## Description of the task
Scan the data beneath this task and copy each line that includes "ffffff".

## Records

'''

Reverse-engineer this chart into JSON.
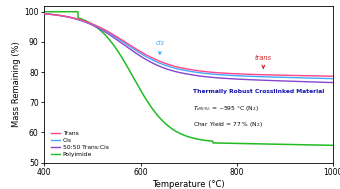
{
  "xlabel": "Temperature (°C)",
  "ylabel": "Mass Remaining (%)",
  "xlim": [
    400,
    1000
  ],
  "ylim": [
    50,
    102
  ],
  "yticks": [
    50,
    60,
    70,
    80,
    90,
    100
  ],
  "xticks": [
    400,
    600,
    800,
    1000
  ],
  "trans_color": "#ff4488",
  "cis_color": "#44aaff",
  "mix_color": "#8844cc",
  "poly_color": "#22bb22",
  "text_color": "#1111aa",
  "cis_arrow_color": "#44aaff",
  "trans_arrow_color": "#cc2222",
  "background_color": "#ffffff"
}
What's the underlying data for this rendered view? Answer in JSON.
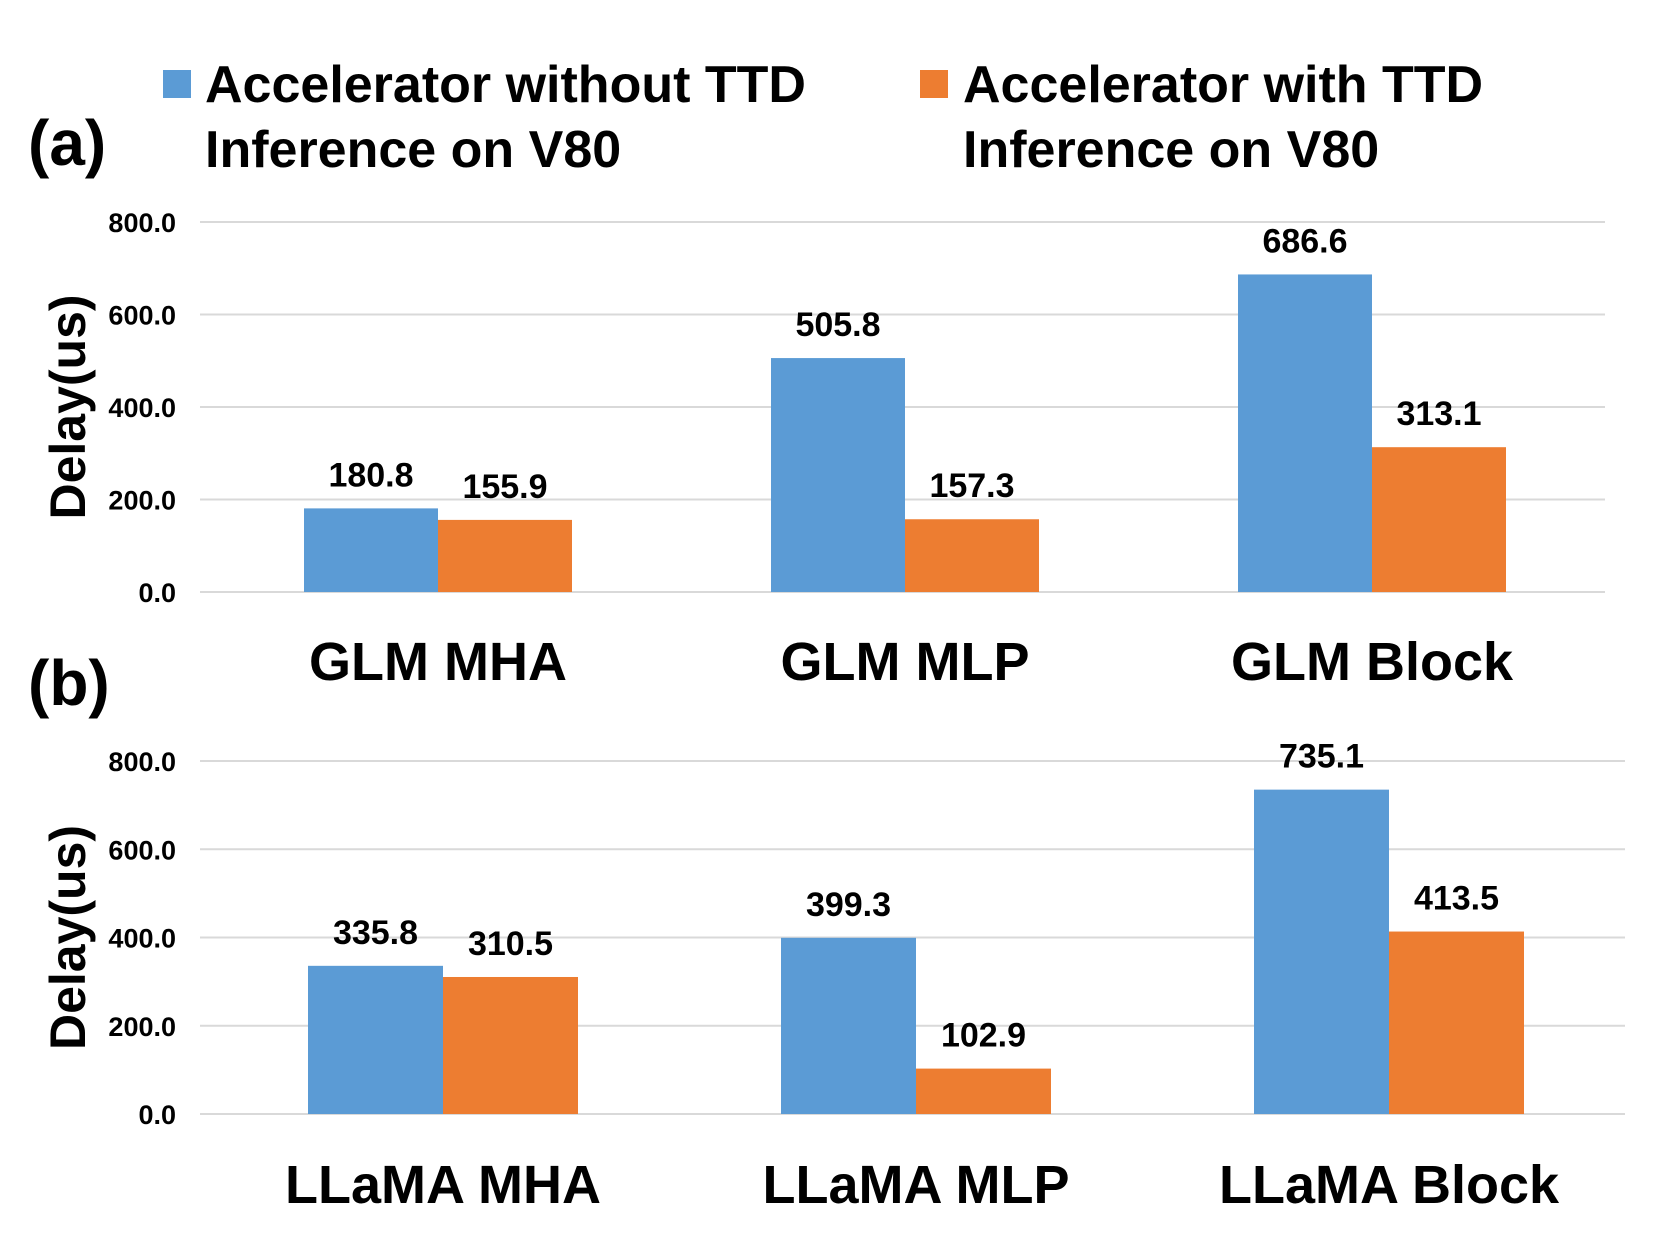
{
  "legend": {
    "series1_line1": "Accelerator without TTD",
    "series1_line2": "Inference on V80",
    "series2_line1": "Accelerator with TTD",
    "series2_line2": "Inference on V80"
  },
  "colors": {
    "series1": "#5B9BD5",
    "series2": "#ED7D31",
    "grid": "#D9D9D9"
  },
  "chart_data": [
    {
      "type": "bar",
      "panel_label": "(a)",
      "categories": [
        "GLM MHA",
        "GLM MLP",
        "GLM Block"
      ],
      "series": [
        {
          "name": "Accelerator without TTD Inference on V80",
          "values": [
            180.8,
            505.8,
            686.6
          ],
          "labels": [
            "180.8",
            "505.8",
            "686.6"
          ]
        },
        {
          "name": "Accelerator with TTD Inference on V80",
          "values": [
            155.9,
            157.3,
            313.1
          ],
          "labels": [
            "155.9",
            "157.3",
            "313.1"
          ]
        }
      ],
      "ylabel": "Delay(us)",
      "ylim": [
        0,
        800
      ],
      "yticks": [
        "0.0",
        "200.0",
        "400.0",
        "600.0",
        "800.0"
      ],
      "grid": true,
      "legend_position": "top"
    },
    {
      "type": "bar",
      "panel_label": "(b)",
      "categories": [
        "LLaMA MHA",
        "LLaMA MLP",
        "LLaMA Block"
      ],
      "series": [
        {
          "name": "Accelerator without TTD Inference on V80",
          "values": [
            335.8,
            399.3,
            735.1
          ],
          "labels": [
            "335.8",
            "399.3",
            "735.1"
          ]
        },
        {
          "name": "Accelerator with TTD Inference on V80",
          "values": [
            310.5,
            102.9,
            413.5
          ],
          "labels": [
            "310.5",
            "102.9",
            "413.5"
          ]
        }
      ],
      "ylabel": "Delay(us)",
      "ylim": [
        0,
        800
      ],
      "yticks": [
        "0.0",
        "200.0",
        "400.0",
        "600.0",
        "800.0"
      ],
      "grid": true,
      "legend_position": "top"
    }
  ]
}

'''
'''

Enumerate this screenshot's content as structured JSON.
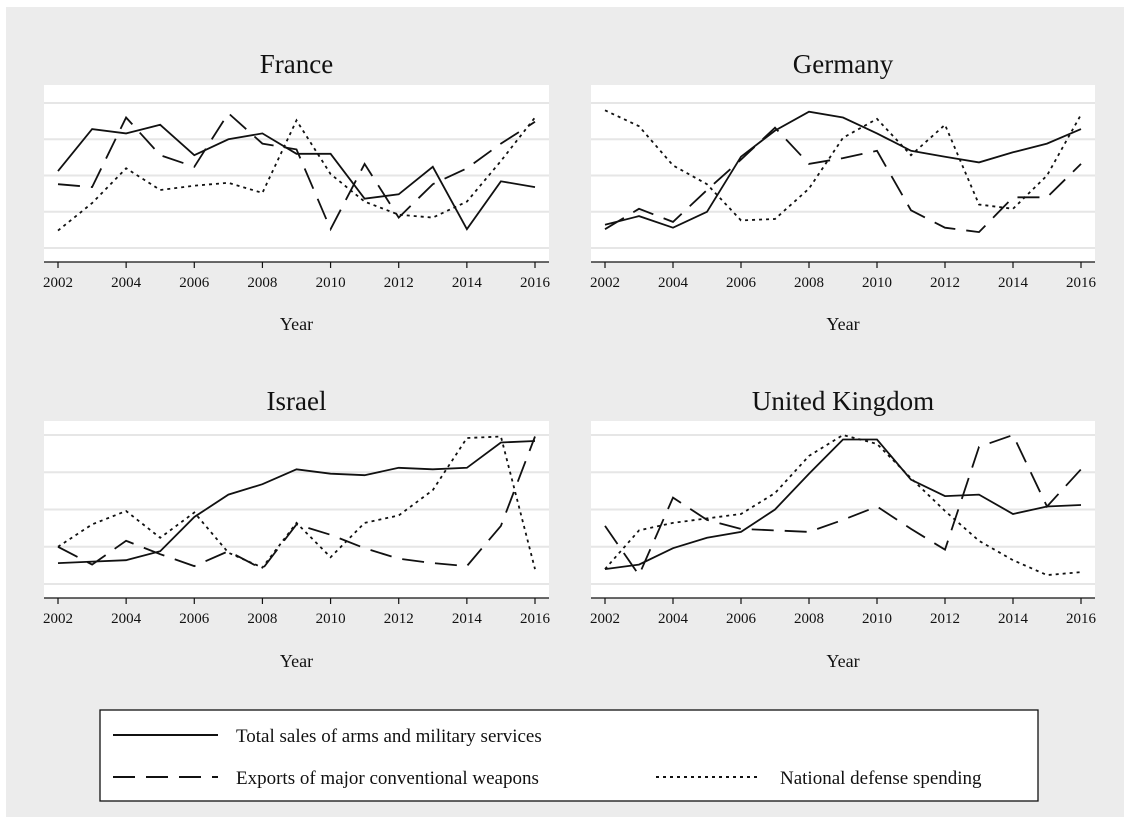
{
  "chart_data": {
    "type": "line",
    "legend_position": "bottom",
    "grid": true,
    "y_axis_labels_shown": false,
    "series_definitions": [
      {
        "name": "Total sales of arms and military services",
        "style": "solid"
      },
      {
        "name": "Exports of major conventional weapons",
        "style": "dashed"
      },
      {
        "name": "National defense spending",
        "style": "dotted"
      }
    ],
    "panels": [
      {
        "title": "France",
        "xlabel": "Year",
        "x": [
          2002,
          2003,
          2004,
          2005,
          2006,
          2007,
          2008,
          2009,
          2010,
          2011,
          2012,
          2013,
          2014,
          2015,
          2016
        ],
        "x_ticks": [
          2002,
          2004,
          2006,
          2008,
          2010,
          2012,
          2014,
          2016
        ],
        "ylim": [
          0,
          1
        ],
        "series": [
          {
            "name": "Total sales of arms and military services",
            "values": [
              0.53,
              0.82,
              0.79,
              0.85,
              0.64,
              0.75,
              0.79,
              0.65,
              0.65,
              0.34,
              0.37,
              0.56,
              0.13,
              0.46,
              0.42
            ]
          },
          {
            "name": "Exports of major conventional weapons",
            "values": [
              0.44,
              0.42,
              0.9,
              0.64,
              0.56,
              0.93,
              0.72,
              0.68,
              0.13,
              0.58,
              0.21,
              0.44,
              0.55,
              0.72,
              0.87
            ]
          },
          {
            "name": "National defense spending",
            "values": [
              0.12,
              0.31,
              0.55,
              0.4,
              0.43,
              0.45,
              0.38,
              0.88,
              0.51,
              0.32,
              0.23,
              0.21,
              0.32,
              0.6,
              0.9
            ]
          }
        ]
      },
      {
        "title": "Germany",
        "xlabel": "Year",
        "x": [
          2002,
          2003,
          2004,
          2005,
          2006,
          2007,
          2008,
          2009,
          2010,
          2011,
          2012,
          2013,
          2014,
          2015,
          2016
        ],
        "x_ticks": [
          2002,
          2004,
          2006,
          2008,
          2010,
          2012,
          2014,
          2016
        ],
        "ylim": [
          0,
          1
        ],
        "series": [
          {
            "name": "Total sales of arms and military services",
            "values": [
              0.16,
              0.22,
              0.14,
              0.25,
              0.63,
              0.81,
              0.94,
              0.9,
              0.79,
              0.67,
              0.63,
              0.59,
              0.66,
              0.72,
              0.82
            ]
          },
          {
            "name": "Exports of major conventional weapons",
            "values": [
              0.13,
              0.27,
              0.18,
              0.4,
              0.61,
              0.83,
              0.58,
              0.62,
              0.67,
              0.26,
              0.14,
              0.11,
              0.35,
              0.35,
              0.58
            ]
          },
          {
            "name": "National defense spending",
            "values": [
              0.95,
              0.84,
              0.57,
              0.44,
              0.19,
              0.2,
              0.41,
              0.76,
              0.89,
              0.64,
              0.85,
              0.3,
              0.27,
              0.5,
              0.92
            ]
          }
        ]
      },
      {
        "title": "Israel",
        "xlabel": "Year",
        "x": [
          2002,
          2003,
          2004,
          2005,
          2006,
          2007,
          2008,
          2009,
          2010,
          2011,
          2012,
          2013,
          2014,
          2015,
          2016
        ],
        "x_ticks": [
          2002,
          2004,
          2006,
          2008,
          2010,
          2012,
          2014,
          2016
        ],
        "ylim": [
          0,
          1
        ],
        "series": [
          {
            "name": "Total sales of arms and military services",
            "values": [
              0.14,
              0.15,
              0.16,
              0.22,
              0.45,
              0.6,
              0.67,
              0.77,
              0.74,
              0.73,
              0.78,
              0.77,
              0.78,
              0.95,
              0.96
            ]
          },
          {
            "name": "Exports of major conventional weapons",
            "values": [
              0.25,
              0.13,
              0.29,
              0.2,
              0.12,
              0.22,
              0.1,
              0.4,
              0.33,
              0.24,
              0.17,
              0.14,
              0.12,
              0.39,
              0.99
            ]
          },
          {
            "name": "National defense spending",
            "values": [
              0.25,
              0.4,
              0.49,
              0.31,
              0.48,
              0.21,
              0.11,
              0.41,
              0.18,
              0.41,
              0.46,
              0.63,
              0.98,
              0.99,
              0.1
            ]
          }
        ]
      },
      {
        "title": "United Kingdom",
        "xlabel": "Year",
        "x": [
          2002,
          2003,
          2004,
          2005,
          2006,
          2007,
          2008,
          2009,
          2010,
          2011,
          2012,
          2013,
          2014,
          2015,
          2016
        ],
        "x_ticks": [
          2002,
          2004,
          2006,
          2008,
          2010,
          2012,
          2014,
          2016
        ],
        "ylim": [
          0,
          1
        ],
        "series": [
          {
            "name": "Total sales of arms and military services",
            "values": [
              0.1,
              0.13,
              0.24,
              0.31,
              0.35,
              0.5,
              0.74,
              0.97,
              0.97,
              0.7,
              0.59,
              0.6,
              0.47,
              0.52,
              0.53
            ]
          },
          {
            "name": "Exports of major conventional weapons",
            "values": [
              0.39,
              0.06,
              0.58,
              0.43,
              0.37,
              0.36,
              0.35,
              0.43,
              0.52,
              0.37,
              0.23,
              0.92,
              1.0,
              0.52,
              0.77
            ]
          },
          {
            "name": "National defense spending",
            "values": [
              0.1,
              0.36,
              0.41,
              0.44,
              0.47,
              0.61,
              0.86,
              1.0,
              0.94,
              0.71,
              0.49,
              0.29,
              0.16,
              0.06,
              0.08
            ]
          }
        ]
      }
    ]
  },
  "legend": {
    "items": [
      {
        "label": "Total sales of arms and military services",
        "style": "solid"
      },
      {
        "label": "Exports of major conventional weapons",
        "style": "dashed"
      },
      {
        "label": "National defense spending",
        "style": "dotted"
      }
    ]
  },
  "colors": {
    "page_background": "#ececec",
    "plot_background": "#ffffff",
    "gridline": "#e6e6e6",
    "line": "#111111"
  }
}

'''
'''

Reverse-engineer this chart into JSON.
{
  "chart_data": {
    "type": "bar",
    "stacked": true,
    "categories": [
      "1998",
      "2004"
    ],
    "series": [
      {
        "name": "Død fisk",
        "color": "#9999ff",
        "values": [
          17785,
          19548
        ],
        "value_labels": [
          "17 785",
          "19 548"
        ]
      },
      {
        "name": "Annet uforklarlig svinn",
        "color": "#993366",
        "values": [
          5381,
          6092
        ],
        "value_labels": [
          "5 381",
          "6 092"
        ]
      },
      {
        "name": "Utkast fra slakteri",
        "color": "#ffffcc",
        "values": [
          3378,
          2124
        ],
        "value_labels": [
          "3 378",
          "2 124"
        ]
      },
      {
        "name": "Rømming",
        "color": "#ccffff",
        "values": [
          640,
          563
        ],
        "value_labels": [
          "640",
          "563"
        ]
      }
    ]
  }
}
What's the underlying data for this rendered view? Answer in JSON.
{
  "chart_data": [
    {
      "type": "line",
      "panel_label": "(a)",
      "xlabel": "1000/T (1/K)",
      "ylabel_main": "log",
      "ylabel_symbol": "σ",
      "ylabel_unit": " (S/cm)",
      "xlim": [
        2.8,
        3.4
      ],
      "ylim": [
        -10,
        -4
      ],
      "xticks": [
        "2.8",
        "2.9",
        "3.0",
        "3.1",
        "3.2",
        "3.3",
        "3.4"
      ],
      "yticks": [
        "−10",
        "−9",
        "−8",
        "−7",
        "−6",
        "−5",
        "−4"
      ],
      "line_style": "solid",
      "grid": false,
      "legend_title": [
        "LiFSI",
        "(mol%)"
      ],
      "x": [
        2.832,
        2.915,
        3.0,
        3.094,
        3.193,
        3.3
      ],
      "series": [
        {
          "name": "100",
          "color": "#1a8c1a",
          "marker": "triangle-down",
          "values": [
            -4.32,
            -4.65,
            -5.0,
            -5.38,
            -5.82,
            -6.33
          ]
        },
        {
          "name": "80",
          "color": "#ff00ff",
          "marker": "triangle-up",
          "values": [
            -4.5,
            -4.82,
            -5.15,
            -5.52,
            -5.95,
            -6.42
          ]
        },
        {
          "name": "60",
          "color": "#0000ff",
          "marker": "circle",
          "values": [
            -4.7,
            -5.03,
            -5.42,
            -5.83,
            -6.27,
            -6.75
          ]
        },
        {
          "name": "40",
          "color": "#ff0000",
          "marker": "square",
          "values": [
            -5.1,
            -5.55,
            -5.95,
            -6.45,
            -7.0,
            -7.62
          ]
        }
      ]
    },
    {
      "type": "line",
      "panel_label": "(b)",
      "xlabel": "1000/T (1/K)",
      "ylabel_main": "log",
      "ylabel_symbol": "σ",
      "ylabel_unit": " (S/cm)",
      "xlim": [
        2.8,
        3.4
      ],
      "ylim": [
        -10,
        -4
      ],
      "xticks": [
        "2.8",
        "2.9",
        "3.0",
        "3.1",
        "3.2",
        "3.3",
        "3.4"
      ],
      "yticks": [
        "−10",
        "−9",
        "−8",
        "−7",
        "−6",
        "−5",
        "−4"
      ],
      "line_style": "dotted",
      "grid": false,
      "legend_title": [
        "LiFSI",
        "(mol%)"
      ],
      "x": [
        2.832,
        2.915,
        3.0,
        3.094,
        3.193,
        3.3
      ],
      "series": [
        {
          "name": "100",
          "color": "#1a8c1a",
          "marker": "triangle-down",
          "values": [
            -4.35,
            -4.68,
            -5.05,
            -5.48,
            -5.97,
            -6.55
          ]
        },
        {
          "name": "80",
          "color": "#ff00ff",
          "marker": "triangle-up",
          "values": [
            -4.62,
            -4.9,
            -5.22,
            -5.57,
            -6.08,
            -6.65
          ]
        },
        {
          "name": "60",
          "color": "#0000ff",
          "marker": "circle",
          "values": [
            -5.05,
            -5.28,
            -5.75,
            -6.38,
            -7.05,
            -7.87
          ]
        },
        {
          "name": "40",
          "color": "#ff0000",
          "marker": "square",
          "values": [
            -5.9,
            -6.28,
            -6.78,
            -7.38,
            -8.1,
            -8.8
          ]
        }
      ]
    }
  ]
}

'''

## Exercise solution
  "background_color": "#ffffff"
    "plot_background": "#ffffff",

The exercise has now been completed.